* Task to complete: Every line below that mentions the word "jpeg" should be copied out.
-- START Available data --
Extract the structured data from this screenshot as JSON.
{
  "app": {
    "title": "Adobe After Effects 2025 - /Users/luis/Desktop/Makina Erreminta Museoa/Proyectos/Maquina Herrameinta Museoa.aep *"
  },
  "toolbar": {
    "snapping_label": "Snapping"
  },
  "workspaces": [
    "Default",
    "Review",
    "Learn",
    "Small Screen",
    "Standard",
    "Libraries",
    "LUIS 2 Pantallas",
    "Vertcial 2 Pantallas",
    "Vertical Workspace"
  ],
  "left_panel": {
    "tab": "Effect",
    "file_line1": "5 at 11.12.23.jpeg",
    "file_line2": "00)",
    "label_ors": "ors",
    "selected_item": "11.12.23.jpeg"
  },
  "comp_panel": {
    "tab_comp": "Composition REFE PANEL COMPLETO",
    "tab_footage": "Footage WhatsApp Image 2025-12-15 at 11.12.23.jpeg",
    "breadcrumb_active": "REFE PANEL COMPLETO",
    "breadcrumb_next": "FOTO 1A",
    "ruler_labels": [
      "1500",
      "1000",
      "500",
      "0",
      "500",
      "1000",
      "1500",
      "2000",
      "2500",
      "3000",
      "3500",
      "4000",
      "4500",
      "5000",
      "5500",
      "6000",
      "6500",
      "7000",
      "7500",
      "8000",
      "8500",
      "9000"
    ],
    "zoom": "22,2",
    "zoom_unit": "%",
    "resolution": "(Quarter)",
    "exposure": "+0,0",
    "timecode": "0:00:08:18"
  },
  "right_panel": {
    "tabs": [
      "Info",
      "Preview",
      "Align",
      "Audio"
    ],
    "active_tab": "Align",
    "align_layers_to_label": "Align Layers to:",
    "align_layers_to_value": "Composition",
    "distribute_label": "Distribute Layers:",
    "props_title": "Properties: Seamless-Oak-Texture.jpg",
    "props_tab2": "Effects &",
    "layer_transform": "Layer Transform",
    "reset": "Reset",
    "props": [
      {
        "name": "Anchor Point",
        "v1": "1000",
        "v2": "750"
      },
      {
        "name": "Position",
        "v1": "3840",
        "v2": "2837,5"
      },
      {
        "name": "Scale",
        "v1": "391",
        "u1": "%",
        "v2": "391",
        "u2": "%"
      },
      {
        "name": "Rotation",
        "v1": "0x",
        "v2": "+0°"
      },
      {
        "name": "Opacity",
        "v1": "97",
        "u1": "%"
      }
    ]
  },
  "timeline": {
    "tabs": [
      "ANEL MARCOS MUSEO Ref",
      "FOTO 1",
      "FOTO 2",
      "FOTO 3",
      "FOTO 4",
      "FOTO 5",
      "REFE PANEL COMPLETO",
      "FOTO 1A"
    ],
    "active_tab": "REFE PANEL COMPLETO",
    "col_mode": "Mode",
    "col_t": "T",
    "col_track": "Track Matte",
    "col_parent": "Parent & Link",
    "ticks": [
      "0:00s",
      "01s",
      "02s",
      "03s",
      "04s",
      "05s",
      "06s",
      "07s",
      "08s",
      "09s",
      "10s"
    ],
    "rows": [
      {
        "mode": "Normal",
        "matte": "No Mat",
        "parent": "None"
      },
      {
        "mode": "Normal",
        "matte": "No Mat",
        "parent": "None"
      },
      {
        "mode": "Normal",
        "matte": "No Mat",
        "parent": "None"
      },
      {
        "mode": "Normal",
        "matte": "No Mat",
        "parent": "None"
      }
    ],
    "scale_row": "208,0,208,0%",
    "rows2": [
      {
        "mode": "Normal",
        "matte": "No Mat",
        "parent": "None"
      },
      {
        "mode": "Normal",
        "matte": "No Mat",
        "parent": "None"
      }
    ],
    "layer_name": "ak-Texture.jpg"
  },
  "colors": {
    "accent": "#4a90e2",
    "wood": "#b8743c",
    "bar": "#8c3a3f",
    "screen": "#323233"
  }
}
-- END Available data --
* In response:
    "file_line1": "5 at 11.12.23.jpeg",
    "selected_item": "11.12.23.jpeg"
    "tab_footage": "Footage WhatsApp Image 2025-12-15 at 11.12.23.jpeg",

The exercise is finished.